### Job
Go through the entries below and count the lines holding the word "document". Reply with only the number, please.

Stored items from a collection:
────────────────────────────────────────
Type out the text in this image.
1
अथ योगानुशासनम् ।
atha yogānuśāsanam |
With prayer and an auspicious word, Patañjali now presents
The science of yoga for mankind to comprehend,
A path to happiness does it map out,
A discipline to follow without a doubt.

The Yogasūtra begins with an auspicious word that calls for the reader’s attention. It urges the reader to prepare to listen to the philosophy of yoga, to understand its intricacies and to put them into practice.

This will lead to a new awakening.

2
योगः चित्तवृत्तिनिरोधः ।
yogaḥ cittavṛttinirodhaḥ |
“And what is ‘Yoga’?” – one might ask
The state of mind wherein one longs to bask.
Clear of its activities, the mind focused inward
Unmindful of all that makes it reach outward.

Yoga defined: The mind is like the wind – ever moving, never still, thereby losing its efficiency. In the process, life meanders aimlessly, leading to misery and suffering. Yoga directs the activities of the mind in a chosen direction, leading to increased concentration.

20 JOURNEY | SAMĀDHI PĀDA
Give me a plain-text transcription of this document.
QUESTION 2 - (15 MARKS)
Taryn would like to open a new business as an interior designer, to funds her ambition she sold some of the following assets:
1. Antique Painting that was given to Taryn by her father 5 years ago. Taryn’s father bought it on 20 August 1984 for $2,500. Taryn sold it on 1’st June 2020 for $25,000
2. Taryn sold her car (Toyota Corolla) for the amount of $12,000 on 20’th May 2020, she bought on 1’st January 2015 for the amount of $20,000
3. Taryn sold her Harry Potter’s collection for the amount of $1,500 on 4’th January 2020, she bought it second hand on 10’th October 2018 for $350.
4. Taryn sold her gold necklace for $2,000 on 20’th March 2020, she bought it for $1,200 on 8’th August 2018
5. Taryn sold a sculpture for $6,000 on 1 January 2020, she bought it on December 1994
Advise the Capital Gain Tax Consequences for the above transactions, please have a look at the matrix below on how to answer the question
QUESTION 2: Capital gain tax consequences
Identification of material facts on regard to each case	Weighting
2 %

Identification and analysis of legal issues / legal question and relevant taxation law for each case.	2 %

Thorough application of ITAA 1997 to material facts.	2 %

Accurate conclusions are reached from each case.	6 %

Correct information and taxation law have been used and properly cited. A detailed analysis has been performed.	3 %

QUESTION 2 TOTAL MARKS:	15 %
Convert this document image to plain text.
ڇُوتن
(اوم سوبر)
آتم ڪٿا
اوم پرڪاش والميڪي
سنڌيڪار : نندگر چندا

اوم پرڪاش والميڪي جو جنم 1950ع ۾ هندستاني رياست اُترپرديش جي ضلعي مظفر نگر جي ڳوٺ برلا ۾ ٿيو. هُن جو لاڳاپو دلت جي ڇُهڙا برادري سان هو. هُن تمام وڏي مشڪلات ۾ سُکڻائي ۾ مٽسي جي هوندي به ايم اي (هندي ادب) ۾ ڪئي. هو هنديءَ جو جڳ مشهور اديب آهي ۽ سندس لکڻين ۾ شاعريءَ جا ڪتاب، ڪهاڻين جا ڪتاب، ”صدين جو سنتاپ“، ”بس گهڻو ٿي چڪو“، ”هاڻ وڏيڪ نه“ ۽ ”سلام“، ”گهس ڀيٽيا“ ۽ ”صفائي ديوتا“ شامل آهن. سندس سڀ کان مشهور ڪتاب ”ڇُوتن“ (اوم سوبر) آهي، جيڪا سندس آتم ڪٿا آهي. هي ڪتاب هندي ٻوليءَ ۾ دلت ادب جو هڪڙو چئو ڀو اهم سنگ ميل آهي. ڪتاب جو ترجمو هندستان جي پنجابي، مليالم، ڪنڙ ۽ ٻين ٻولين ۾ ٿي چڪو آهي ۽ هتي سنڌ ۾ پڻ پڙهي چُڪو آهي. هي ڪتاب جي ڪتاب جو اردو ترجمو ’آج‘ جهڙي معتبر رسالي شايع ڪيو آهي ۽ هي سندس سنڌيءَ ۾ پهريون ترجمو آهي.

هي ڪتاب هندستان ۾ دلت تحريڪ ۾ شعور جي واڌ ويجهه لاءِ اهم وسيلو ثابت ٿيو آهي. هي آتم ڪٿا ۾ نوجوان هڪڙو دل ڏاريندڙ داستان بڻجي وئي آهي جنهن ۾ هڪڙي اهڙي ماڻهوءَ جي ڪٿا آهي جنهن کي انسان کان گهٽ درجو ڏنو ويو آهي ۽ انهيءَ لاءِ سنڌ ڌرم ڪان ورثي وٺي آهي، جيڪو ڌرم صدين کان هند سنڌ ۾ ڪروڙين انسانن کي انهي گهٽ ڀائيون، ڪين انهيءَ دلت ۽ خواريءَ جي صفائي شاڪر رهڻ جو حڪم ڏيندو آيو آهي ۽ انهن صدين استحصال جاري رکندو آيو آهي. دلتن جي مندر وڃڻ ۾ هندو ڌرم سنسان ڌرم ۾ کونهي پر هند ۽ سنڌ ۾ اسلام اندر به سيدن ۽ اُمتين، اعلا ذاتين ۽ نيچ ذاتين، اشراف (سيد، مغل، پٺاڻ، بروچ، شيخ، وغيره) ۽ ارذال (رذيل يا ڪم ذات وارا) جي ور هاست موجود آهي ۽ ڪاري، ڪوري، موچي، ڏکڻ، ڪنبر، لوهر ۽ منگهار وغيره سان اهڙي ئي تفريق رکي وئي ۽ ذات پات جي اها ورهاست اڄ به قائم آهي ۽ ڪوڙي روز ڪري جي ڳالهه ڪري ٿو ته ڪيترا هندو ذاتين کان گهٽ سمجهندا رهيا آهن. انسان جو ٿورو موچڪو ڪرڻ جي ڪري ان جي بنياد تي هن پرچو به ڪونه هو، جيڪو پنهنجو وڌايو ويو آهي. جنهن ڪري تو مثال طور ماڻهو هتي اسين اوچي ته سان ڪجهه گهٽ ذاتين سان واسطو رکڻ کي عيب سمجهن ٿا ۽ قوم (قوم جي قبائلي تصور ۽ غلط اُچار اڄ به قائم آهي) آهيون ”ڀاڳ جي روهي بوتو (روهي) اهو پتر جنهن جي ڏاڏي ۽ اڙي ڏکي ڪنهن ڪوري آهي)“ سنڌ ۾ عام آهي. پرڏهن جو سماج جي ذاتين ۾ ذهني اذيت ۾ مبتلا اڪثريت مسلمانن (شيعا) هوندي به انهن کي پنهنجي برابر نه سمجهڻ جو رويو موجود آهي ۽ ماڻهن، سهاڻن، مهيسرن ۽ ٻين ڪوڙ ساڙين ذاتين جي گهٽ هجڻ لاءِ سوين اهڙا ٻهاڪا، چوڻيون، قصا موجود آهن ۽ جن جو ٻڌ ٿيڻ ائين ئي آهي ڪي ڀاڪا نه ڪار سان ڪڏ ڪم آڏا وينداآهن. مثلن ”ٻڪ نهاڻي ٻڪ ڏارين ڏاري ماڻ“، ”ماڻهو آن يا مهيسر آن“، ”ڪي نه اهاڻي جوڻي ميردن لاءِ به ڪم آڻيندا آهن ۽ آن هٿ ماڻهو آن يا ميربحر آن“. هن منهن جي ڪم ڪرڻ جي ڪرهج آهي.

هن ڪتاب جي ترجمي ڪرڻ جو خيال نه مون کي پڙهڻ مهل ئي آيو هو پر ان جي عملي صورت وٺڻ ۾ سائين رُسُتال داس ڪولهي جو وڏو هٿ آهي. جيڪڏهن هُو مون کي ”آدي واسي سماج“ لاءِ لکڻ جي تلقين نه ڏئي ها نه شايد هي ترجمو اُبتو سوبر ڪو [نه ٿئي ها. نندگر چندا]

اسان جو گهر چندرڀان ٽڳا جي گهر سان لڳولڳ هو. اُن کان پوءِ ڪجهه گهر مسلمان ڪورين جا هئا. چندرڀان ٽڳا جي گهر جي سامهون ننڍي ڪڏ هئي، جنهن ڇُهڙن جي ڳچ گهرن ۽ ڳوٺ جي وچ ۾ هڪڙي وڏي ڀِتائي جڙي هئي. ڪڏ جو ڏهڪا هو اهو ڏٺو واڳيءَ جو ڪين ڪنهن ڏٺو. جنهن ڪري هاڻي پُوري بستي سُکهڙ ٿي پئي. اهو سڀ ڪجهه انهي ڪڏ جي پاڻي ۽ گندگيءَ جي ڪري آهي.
────────────────────────────────────────
### Answer to the task
2